Это была топорная и очень развязная барышня лет шестнадцати-семнадцати, в коротком платье, игравшая в избалованного ребенка. Глаза ее, далеко не наивные, толстые чувственные губы не вязались с напускным ребячеством. Чувствовалась в этой неестественной девушке порочность, недостаток нравственных устоев.
Почти одних лет, мы представляли поражающий контраст: я уже с разбитыми мечтами, познавшая тяжелое разочарование, и эта изломанная манерная девица. Вначале у нас разговор не клеился, мы были слишком разные. Не будучи в состоянии стать на ее точку зрения, я говорила больше для себя, что в жизни можно сделать много хорошего, имея честные стремления, чистые идеалы, что жизнь сама по себе прекрасна, но тяжело все то, что тормозит ее, и многое еще в этом роде, что жило в душе моей, не заботясь о том, интересно ли ей то, что я говорю, – я просто думала вслух, найдя слушательницу.
Меня поражал сумбур в ее понятиях, отсутствие правил и нравственных чувств, царившие в этом спутанном уме. Но самой отталкивающей чертой ее был цинизм, редкий в молодом существе. Этого я никогда не могла ни переварить, ни привыкнуть к нему, меня он коробил и возмущал до глубины души. Например: она привезла мне портрет своего покойного отца, прося его сохранить. Я повесила его над дверью в столовой. Сидя однажды за обедом, лицом к портрету, она долго смотрела на него и сказала: "Ты думаешь, что я украла у матери этот портрет потому, что очень любила отца?… Мне просто хотелось позлить мать". Вообще у нее не было ничего святого. Она могла легко оплевать то, пред чем незадолго до того преклонялась.

· · · ·

> Задание:
Согласуются ли с отрывком утверждения: (а) барышне было примерно шестнадцать-семнадцать лет; (б) портрет отца висел над дверью в спальне; (в) девушка объяснила, что взяла портрет из любви к отцу? Ответьте «да» или «нет» и дословно процитируйте решающие слова отрывка. Записи представляют собой самостоятельный материал.

> Фрагмент данных:

· · · ·

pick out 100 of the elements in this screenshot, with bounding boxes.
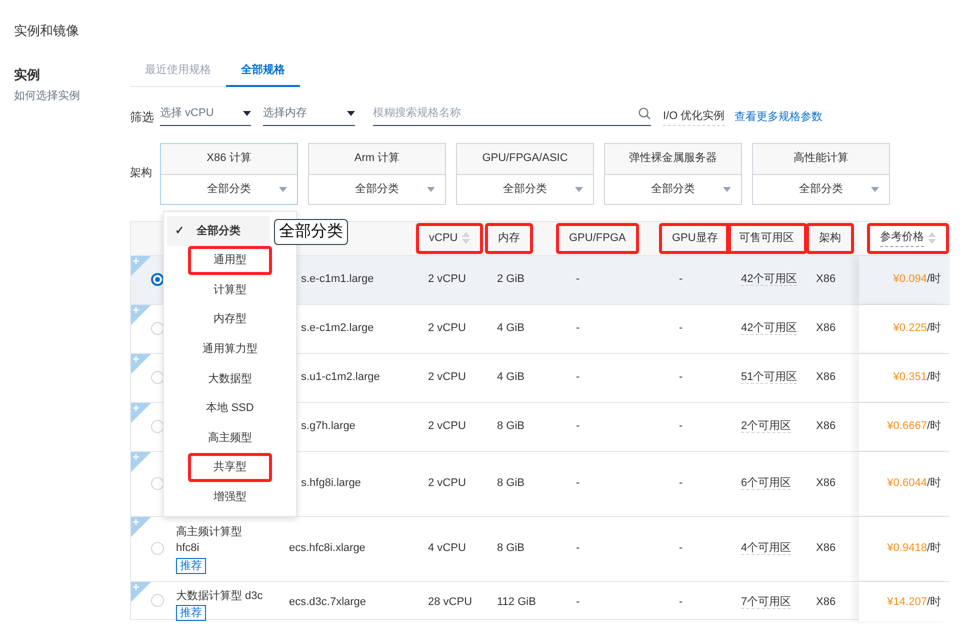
architecture-card[interactable]: GPU/FPGA/ASIC 全部分类 xyxy=(456,142,594,204)
table-cell: 2 vCPU xyxy=(428,371,466,384)
zones-cell: 42个可用区 xyxy=(741,273,798,286)
search-field[interactable]: 模糊搜索规格名称 xyxy=(373,105,638,122)
category-select[interactable]: 全部分类 xyxy=(161,174,297,204)
memory-select[interactable]: 选择内存 xyxy=(263,105,355,126)
architecture-card[interactable]: Arm 计算 全部分类 xyxy=(308,142,446,204)
recommended-badge: 推荐 xyxy=(176,558,206,574)
price-cell: ¥0.9418/时 xyxy=(859,516,951,580)
price-cell: ¥0.094/时 xyxy=(859,256,951,304)
table-cell: - xyxy=(576,273,580,286)
table-cell: X86 xyxy=(816,273,836,286)
table-cell: 4 vCPU xyxy=(428,542,466,554)
table-cell: 8 GiB xyxy=(497,542,525,554)
help-link[interactable]: 如何选择实例 xyxy=(14,88,130,104)
category-select[interactable]: 全部分类 xyxy=(309,174,445,204)
spec-name: s.hfg8i.large xyxy=(300,477,361,490)
corner-plus-icon[interactable] xyxy=(131,354,151,374)
architecture-name: GPU/FPGA/ASIC xyxy=(457,144,593,174)
column-header: GPU显存 xyxy=(659,222,731,254)
recommended-badge: 推荐 xyxy=(176,605,206,621)
spec-name: s.u1-c1m2.large xyxy=(300,371,380,384)
price-cell: ¥0.225/时 xyxy=(859,304,951,352)
zones-cell: 51个可用区 xyxy=(741,371,798,384)
architecture-card[interactable]: X86 计算 全部分类 xyxy=(160,142,298,204)
architecture-name: 弹性裸金属服务器 xyxy=(605,144,741,174)
corner-plus-icon[interactable] xyxy=(131,582,151,602)
spec-name: s.e-c1m2.large xyxy=(300,322,374,334)
io-optimized-label: I/O 优化实例 xyxy=(663,108,725,126)
table-cell: - xyxy=(576,420,580,432)
menu-item[interactable]: 大数据型 xyxy=(167,364,293,394)
table-cell: - xyxy=(679,542,683,554)
corner-plus-icon[interactable] xyxy=(131,304,151,324)
column-header[interactable]: 参考价格 xyxy=(867,222,949,254)
architecture-card[interactable]: 高性能计算 全部分类 xyxy=(752,142,890,204)
menu-item[interactable]: 通用算力型 xyxy=(167,334,293,364)
architecture-card[interactable]: 弹性裸金属服务器 全部分类 xyxy=(604,142,742,204)
table-cell: X86 xyxy=(816,477,836,490)
table-cell: X86 xyxy=(816,596,836,608)
corner-plus-icon[interactable] xyxy=(131,516,151,536)
section-title: 实例 xyxy=(14,66,41,84)
table-cell: - xyxy=(576,371,580,384)
spec-name: ecs.hfc8i.xlarge xyxy=(289,542,366,554)
category-select[interactable]: 全部分类 xyxy=(753,174,889,204)
spec-name: ecs.d3c.7xlarge xyxy=(289,596,366,608)
caret-icon xyxy=(347,110,355,116)
table-cell: X86 xyxy=(816,542,836,554)
table-cell: X86 xyxy=(816,420,836,432)
architecture-name: Arm 计算 xyxy=(309,144,445,174)
tooltip: 全部分类 xyxy=(274,219,348,245)
category-select[interactable]: 全部分类 xyxy=(457,174,593,204)
table-cell: - xyxy=(576,322,580,334)
column-header: 内存 xyxy=(485,222,533,254)
zones-cell: 7个可用区 xyxy=(741,596,792,608)
tab[interactable]: 全部规格 xyxy=(226,62,300,86)
table-cell: X86 xyxy=(816,371,836,384)
column-header: GPU/FPGA xyxy=(556,222,639,254)
architecture-name: 高性能计算 xyxy=(753,144,889,174)
table-cell: 112 GiB xyxy=(497,596,536,608)
radio-button[interactable] xyxy=(151,273,164,286)
table-cell: - xyxy=(576,542,580,554)
table-cell: 2 vCPU xyxy=(428,477,466,490)
menu-item[interactable]: 通用型 xyxy=(188,246,272,276)
column-header: 架构 xyxy=(806,222,854,254)
menu-item[interactable]: ✓ 全部分类 xyxy=(167,216,270,246)
more-specs-link[interactable]: 查看更多规格参数 xyxy=(734,109,823,126)
sort-icon[interactable] xyxy=(462,231,470,245)
table-cell: - xyxy=(576,477,580,490)
table-cell: 28 vCPU xyxy=(428,596,472,608)
sort-icon[interactable] xyxy=(928,231,936,245)
filter-label: 筛选 xyxy=(130,108,155,126)
spec-name: s.g7h.large xyxy=(300,420,356,432)
instance-family: hfc8i xyxy=(176,541,200,556)
table-cell: - xyxy=(679,477,683,490)
menu-item[interactable]: 内存型 xyxy=(167,304,293,334)
table-cell: 2 vCPU xyxy=(428,273,466,286)
table-cell: X86 xyxy=(816,322,836,334)
menu-item[interactable]: 增强型 xyxy=(167,482,293,512)
table-cell: 8 GiB xyxy=(497,420,525,432)
vcpu-select[interactable]: 选择 vCPU xyxy=(160,105,251,126)
corner-plus-icon[interactable] xyxy=(131,402,151,422)
search-icon xyxy=(638,106,651,120)
table-cell: - xyxy=(679,371,683,384)
menu-item[interactable]: 本地 SSD xyxy=(167,394,293,424)
architecture-name: X86 计算 xyxy=(161,144,297,174)
corner-plus-icon[interactable] xyxy=(131,452,151,472)
menu-item[interactable]: 计算型 xyxy=(167,275,293,305)
table-cell: 2 GiB xyxy=(497,273,525,286)
price-cell: ¥14.207/时 xyxy=(859,582,951,621)
column-header[interactable]: vCPU xyxy=(416,222,483,254)
table-cell: - xyxy=(679,420,683,432)
table-cell: 4 GiB xyxy=(497,322,525,334)
menu-item[interactable]: 高主频型 xyxy=(167,423,293,453)
table-cell: 2 vCPU xyxy=(428,322,466,334)
menu-item[interactable]: 共享型 xyxy=(188,452,272,482)
table-cell: 8 GiB xyxy=(497,477,525,490)
zones-cell: 6个可用区 xyxy=(741,477,792,490)
category-select[interactable]: 全部分类 xyxy=(605,174,741,204)
zones-cell: 42个可用区 xyxy=(741,322,798,336)
page-title: 实例和镜像 xyxy=(14,22,80,40)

· · · ·

> Ответ к заданию:
(а) Да: «лет шестнадцати-семнадцати».
(б) Нет: «Я повесила его над дверью в столовой».
(в) Нет: «Мне просто хотелось позлить мать».